**Exercise requirements:** Return the records below from the line containing "Extract the structured" onward, exactly, through and including the last line.

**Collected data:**
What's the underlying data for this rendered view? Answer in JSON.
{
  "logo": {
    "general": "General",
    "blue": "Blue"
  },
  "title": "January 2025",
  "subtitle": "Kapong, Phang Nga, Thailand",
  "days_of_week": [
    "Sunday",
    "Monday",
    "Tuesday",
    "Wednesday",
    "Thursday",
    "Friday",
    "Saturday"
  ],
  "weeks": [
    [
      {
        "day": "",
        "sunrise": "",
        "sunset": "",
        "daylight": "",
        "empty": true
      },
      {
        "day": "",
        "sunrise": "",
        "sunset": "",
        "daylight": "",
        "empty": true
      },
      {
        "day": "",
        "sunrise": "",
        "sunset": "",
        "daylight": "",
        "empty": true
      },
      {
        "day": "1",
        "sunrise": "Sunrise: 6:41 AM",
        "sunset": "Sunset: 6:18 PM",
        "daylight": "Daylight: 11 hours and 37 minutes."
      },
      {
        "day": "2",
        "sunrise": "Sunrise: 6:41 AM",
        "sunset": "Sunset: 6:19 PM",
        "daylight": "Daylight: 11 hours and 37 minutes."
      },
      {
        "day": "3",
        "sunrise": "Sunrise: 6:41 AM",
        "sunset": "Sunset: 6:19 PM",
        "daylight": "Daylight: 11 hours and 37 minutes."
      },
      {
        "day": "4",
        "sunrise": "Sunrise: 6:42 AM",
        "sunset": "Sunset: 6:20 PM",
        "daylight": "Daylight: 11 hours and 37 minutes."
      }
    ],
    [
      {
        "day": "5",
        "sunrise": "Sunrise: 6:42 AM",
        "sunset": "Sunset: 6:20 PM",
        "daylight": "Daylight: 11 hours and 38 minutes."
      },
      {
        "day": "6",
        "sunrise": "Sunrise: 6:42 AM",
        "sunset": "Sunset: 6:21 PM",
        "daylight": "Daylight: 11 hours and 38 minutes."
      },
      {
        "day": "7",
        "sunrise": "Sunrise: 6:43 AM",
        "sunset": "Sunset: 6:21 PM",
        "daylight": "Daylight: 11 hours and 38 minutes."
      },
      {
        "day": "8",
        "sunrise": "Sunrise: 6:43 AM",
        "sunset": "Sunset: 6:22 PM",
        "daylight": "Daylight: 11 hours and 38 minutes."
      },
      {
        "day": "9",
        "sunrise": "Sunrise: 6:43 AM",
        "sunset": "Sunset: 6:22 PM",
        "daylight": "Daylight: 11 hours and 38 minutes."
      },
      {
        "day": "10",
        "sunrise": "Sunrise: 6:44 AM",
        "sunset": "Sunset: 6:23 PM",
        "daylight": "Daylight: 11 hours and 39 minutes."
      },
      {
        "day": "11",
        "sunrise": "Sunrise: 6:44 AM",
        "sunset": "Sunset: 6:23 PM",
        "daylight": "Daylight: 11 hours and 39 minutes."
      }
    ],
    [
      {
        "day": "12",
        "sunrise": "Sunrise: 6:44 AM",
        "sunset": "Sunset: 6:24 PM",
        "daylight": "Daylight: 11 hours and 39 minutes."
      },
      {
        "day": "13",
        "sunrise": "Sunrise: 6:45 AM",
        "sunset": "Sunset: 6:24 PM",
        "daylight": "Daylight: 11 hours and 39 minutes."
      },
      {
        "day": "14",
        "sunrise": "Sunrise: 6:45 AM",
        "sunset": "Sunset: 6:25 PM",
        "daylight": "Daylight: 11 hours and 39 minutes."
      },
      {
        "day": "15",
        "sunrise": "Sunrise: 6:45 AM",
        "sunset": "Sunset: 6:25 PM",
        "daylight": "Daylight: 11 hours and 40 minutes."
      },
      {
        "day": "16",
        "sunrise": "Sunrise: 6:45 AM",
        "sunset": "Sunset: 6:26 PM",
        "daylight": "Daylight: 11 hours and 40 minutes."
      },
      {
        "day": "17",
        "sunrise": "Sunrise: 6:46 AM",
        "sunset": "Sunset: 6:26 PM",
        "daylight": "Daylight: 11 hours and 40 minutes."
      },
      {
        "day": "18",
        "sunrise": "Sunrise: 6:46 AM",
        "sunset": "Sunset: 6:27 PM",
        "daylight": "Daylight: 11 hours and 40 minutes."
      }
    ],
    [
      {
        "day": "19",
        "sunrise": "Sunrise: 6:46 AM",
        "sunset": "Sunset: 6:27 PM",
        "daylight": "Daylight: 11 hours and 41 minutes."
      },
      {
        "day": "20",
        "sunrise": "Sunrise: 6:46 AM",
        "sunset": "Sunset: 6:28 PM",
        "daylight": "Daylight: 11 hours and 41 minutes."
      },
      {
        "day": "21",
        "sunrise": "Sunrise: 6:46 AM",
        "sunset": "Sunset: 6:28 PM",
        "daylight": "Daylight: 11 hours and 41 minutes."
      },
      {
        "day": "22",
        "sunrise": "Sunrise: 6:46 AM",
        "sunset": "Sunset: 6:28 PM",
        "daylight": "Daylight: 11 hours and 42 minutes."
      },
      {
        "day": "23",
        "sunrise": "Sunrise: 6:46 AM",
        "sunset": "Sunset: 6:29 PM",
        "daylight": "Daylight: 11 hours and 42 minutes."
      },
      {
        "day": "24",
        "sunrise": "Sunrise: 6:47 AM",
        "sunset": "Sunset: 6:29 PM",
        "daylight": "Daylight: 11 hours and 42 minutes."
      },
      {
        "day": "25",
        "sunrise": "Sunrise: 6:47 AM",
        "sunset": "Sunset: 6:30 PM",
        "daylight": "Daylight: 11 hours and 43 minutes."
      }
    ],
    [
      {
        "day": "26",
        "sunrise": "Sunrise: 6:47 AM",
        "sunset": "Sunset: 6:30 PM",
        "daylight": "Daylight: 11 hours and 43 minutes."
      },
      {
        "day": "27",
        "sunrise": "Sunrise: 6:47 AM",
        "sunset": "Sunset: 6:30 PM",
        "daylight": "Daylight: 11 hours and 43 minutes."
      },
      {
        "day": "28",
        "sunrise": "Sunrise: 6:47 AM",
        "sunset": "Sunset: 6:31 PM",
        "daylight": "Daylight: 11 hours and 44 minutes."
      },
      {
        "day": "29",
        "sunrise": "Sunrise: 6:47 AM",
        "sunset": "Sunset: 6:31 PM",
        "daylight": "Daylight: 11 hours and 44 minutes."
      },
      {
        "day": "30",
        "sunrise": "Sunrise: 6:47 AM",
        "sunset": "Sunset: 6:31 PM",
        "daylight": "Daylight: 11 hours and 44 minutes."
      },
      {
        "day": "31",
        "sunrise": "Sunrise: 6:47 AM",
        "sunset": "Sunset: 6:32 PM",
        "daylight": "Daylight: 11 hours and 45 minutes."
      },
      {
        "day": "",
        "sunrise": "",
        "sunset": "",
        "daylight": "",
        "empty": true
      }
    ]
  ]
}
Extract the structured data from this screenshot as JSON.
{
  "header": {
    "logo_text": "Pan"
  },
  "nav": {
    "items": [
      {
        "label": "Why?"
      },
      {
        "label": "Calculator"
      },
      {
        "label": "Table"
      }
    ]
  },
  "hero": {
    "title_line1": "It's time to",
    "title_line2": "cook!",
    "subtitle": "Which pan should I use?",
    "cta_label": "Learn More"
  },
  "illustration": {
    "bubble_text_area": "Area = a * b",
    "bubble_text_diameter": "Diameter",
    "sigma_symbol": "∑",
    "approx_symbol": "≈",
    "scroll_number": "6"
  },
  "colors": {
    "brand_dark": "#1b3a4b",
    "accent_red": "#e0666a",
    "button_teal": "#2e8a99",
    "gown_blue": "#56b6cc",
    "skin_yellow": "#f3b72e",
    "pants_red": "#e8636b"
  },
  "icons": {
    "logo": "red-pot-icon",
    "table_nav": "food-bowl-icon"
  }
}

**Response to the exercise:**
Extract the structured data from this screenshot as JSON.
{
  "header": {
    "logo_text": "Pan"
  },
  "nav": {
    "items": [
      {
        "label": "Why?"
      },
      {
        "label": "Calculator"
      },
      {
        "label": "Table"
      }
    ]
  },
  "hero": {
    "title_line1": "It's time to",
    "title_line2": "cook!",
    "subtitle": "Which pan should I use?",
    "cta_label": "Learn More"
  },
  "illustration": {
    "bubble_text_area": "Area = a * b",
    "bubble_text_diameter": "Diameter",
    "sigma_symbol": "∑",
    "approx_symbol": "≈",
    "scroll_number": "6"
  },
  "colors": {
    "brand_dark": "#1b3a4b",
    "accent_red": "#e0666a",
    "button_teal": "#2e8a99",
    "gown_blue": "#56b6cc",
    "skin_yellow": "#f3b72e",
    "pants_red": "#e8636b"
  },
  "icons": {
    "logo": "red-pot-icon",
    "table_nav": "food-bowl-icon"
  }
}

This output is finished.